**WRITTEN TASK**
Count every line below in which "границы" occurs, then give only the count.

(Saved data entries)

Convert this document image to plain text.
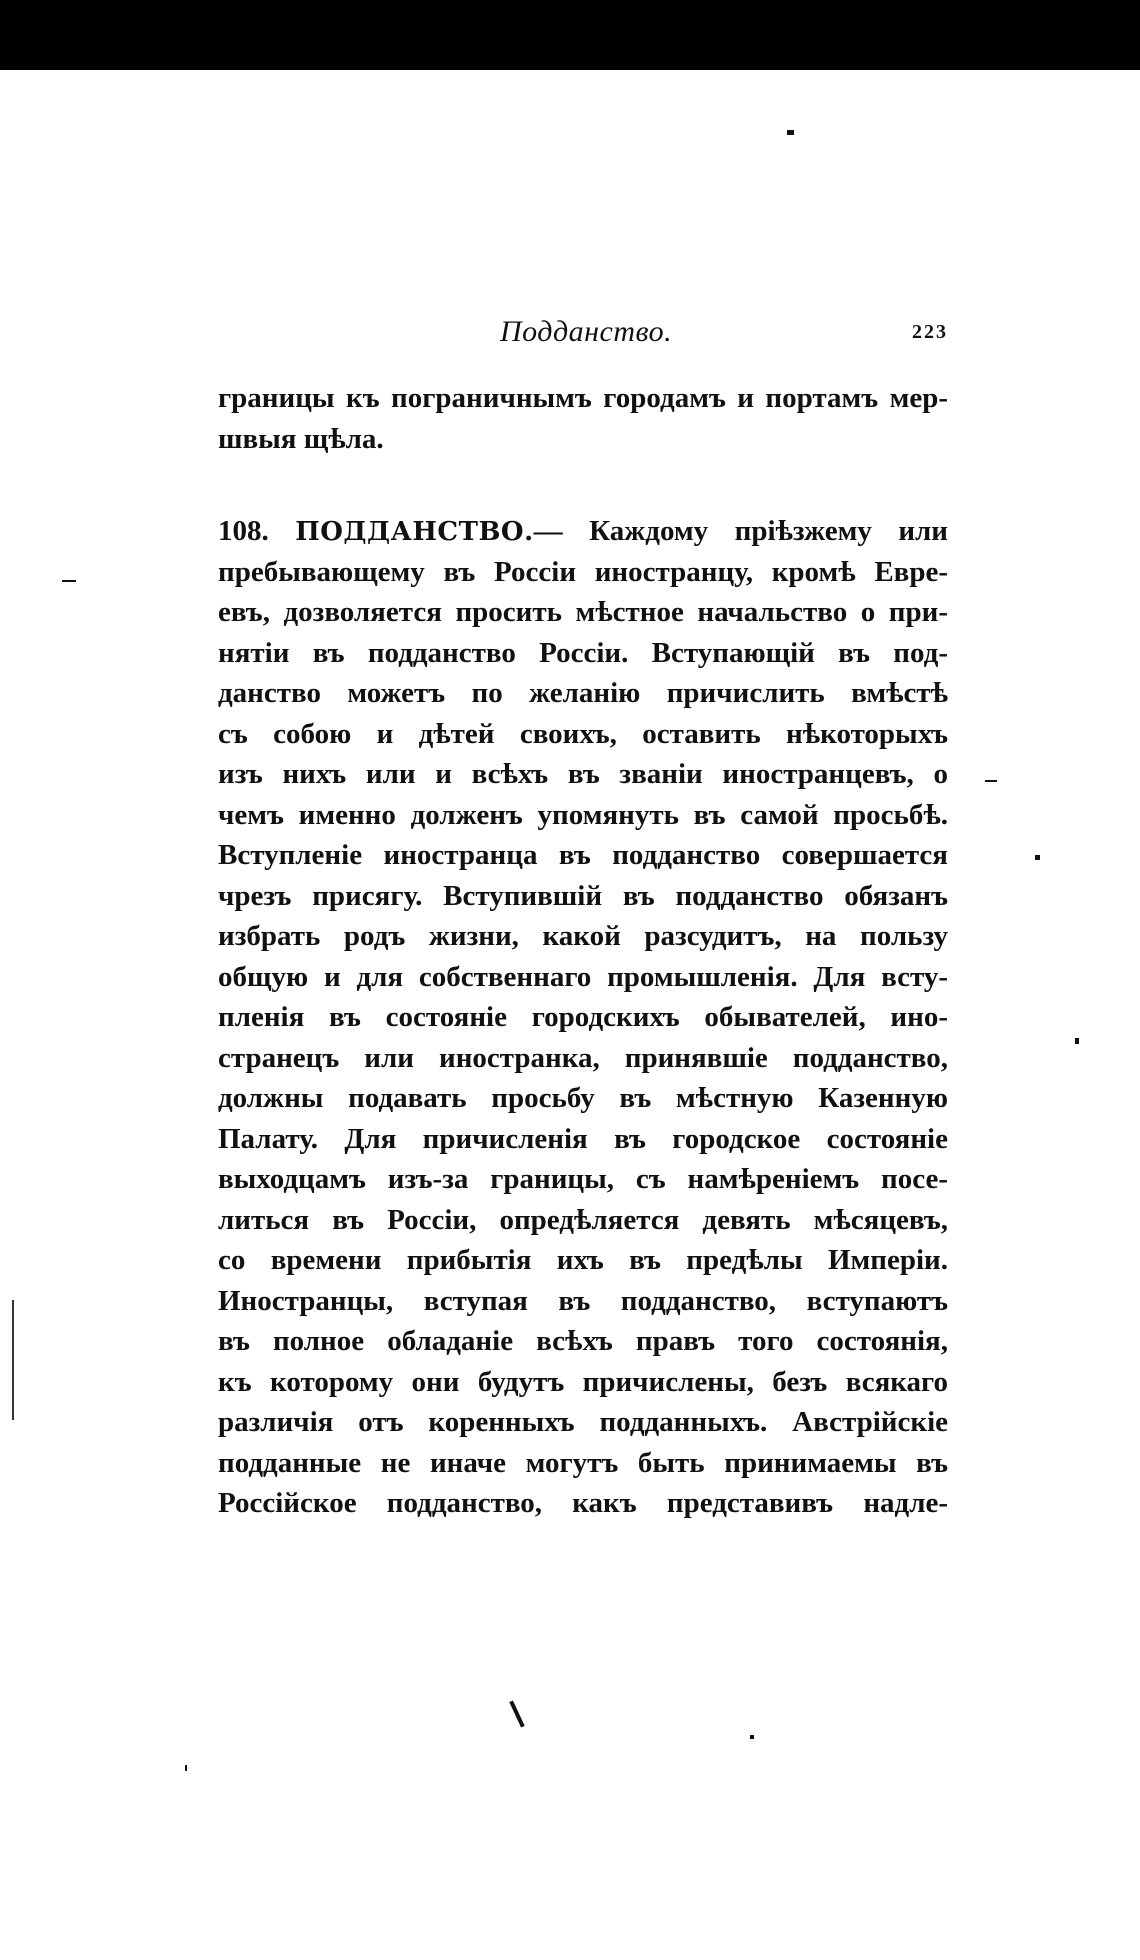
Подданство.	223
границы къ пограничнымъ городамъ и портамъ мер-
швыя щѣла.
108. ПОДДАНСТВО.— Каждому пріѣзжему или
пребывающему въ Россіи иностранцу, кромѣ Евре-
евъ, дозволяется просить мѣстное начальство о при-
нятіи въ подданство Россіи. Вступающій въ под-
данство можетъ по желанію причислить вмѣстѣ
съ собою и дѣтей своихъ, оставить нѣкоторыхъ
изъ нихъ или и всѣхъ въ званіи иностранцевъ, о
чемъ именно долженъ упомянуть въ самой просьбѣ.
Вступленіе иностранца въ подданство совершается
чрезъ присягу. Вступившій въ подданство обязанъ
избрать родъ жизни, какой разсудитъ, на пользу
общую и для собственнаго промышленія. Для всту-
пленія въ состояніе городскихъ обывателей, ино-
странецъ или иностранка, принявшіе подданство,
должны подавать просьбу въ мѣстную Казенную
Палату. Для причисленія въ городское состояніе
выходцамъ изъ-за границы, съ намѣреніемъ посе-
литься въ Россіи, опредѣляется девять мѣсяцевъ,
со времени прибытія ихъ въ предѣлы Имперіи.
Иностранцы, вступая въ подданство, вступаютъ
въ полное обладаніе всѣхъ правъ того состоянія,
къ которому они будутъ причислены, безъ всякаго
различія отъ коренныхъ подданныхъ. Австрійскіе
подданные не иначе могутъ быть принимаемы въ
Россійское подданство, какъ представивъ надле-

**FINAL RESULT**
2